EXERCISE BRIEF -
Reproduce all of the material word for word.
┄┄┄┄┄┄
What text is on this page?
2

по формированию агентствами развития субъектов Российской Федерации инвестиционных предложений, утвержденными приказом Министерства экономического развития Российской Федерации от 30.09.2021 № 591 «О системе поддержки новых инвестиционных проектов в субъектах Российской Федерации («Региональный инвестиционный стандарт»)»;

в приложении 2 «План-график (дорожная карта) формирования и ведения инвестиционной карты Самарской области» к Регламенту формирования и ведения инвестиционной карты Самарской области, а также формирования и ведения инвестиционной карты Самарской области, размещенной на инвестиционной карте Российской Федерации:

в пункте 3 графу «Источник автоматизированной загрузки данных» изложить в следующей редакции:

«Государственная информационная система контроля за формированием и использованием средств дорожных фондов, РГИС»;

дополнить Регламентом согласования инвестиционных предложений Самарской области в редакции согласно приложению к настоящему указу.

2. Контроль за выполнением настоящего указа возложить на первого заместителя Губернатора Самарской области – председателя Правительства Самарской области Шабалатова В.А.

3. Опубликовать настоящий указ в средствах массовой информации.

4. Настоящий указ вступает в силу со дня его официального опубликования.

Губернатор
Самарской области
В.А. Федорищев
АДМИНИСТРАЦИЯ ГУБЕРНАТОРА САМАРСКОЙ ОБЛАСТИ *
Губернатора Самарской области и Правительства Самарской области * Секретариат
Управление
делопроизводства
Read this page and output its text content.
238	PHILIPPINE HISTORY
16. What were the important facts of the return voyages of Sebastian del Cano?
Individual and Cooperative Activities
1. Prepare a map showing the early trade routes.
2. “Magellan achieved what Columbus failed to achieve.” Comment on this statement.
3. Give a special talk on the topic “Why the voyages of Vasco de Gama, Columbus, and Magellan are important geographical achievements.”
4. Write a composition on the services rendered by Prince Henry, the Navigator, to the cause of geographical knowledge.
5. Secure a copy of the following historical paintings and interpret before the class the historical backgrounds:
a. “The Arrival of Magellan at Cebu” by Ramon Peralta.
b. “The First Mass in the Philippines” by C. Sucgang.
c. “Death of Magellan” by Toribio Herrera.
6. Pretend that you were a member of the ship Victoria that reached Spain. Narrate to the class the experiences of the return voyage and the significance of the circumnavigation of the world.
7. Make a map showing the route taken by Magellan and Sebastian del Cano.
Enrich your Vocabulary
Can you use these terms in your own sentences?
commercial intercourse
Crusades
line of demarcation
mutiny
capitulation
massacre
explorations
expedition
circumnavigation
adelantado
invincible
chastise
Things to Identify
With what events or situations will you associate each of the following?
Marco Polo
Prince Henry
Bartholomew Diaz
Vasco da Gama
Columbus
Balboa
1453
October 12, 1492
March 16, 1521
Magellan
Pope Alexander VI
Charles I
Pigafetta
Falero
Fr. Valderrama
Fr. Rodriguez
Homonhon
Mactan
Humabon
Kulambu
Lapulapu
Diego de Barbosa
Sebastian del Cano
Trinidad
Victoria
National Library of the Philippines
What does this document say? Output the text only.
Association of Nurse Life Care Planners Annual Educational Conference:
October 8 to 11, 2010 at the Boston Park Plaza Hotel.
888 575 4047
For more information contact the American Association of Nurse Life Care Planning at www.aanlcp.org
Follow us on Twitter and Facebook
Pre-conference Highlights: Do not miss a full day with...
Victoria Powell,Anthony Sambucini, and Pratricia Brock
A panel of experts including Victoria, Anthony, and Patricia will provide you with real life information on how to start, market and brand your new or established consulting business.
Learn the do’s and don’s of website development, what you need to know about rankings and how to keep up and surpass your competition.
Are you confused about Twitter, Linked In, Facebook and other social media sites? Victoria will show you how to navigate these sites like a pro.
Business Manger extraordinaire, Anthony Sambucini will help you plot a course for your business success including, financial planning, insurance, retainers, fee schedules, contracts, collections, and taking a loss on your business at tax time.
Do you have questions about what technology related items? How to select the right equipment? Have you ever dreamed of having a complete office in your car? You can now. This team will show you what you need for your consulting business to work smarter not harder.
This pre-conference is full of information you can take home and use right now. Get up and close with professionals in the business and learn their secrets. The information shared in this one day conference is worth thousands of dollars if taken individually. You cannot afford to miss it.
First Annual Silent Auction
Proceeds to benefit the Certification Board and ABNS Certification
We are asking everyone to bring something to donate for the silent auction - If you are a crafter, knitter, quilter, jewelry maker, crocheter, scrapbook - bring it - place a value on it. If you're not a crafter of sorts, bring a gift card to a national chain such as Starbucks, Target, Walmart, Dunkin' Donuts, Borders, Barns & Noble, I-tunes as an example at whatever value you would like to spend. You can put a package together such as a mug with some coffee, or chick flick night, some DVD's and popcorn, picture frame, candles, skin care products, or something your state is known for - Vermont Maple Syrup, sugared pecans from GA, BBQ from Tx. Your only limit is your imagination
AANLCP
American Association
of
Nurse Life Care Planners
┄┄┄┄┄┄
COMPLETE ANSWER -
What text is on this page?
2

по формированию агентствами развития субъектов Российской Федерации инвестиционных предложений, утвержденными приказом Министерства экономического развития Российской Федерации от 30.09.2021 № 591 «О системе поддержки новых инвестиционных проектов в субъектах Российской Федерации («Региональный инвестиционный стандарт»)»;

в приложении 2 «План-график (дорожная карта) формирования и ведения инвестиционной карты Самарской области» к Регламенту формирования и ведения инвестиционной карты Самарской области, а также формирования и ведения инвестиционной карты Самарской области, размещенной на инвестиционной карте Российской Федерации:

в пункте 3 графу «Источник автоматизированной загрузки данных» изложить в следующей редакции:

«Государственная информационная система контроля за формированием и использованием средств дорожных фондов, РГИС»;

дополнить Регламентом согласования инвестиционных предложений Самарской области в редакции согласно приложению к настоящему указу.

2. Контроль за выполнением настоящего указа возложить на первого заместителя Губернатора Самарской области – председателя Правительства Самарской области Шабалатова В.А.

3. Опубликовать настоящий указ в средствах массовой информации.

4. Настоящий указ вступает в силу со дня его официального опубликования.

Губернатор
Самарской области
В.А. Федорищев
АДМИНИСТРАЦИЯ ГУБЕРНАТОРА САМАРСКОЙ ОБЛАСТИ *
Губернатора Самарской области и Правительства Самарской области * Секретариат
Управление
делопроизводства
Read this page and output its text content.
238	PHILIPPINE HISTORY
16. What were the important facts of the return voyages of Sebastian del Cano?
Individual and Cooperative Activities
1. Prepare a map showing the early trade routes.
2. “Magellan achieved what Columbus failed to achieve.” Comment on this statement.
3. Give a special talk on the topic “Why the voyages of Vasco de Gama, Columbus, and Magellan are important geographical achievements.”
4. Write a composition on the services rendered by Prince Henry, the Navigator, to the cause of geographical knowledge.
5. Secure a copy of the following historical paintings and interpret before the class the historical backgrounds:
a. “The Arrival of Magellan at Cebu” by Ramon Peralta.
b. “The First Mass in the Philippines” by C. Sucgang.
c. “Death of Magellan” by Toribio Herrera.
6. Pretend that you were a member of the ship Victoria that reached Spain. Narrate to the class the experiences of the return voyage and the significance of the circumnavigation of the world.
7. Make a map showing the route taken by Magellan and Sebastian del Cano.
Enrich your Vocabulary
Can you use these terms in your own sentences?
commercial intercourse
Crusades
line of demarcation
mutiny
capitulation
massacre
explorations
expedition
circumnavigation
adelantado
invincible
chastise
Things to Identify
With what events or situations will you associate each of the following?
Marco Polo
Prince Henry
Bartholomew Diaz
Vasco da Gama
Columbus
Balboa
1453
October 12, 1492
March 16, 1521
Magellan
Pope Alexander VI
Charles I
Pigafetta
Falero
Fr. Valderrama
Fr. Rodriguez
Homonhon
Mactan
Humabon
Kulambu
Lapulapu
Diego de Barbosa
Sebastian del Cano
Trinidad
Victoria
National Library of the Philippines
What does this document say? Output the text only.
Association of Nurse Life Care Planners Annual Educational Conference:
October 8 to 11, 2010 at the Boston Park Plaza Hotel.
888 575 4047
For more information contact the American Association of Nurse Life Care Planning at www.aanlcp.org
Follow us on Twitter and Facebook
Pre-conference Highlights: Do not miss a full day with...
Victoria Powell,Anthony Sambucini, and Pratricia Brock
A panel of experts including Victoria, Anthony, and Patricia will provide you with real life information on how to start, market and brand your new or established consulting business.
Learn the do’s and don’s of website development, what you need to know about rankings and how to keep up and surpass your competition.
Are you confused about Twitter, Linked In, Facebook and other social media sites? Victoria will show you how to navigate these sites like a pro.
Business Manger extraordinaire, Anthony Sambucini will help you plot a course for your business success including, financial planning, insurance, retainers, fee schedules, contracts, collections, and taking a loss on your business at tax time.
Do you have questions about what technology related items? How to select the right equipment? Have you ever dreamed of having a complete office in your car? You can now. This team will show you what you need for your consulting business to work smarter not harder.
This pre-conference is full of information you can take home and use right now. Get up and close with professionals in the business and learn their secrets. The information shared in this one day conference is worth thousands of dollars if taken individually. You cannot afford to miss it.
First Annual Silent Auction
Proceeds to benefit the Certification Board and ABNS Certification
We are asking everyone to bring something to donate for the silent auction - If you are a crafter, knitter, quilter, jewelry maker, crocheter, scrapbook - bring it - place a value on it. If you're not a crafter of sorts, bring a gift card to a national chain such as Starbucks, Target, Walmart, Dunkin' Donuts, Borders, Barns & Noble, I-tunes as an example at whatever value you would like to spend. You can put a package together such as a mug with some coffee, or chick flick night, some DVD's and popcorn, picture frame, candles, skin care products, or something your state is known for - Vermont Maple Syrup, sugared pecans from GA, BBQ from Tx. Your only limit is your imagination
AANLCP
American Association
of
Nurse Life Care Planners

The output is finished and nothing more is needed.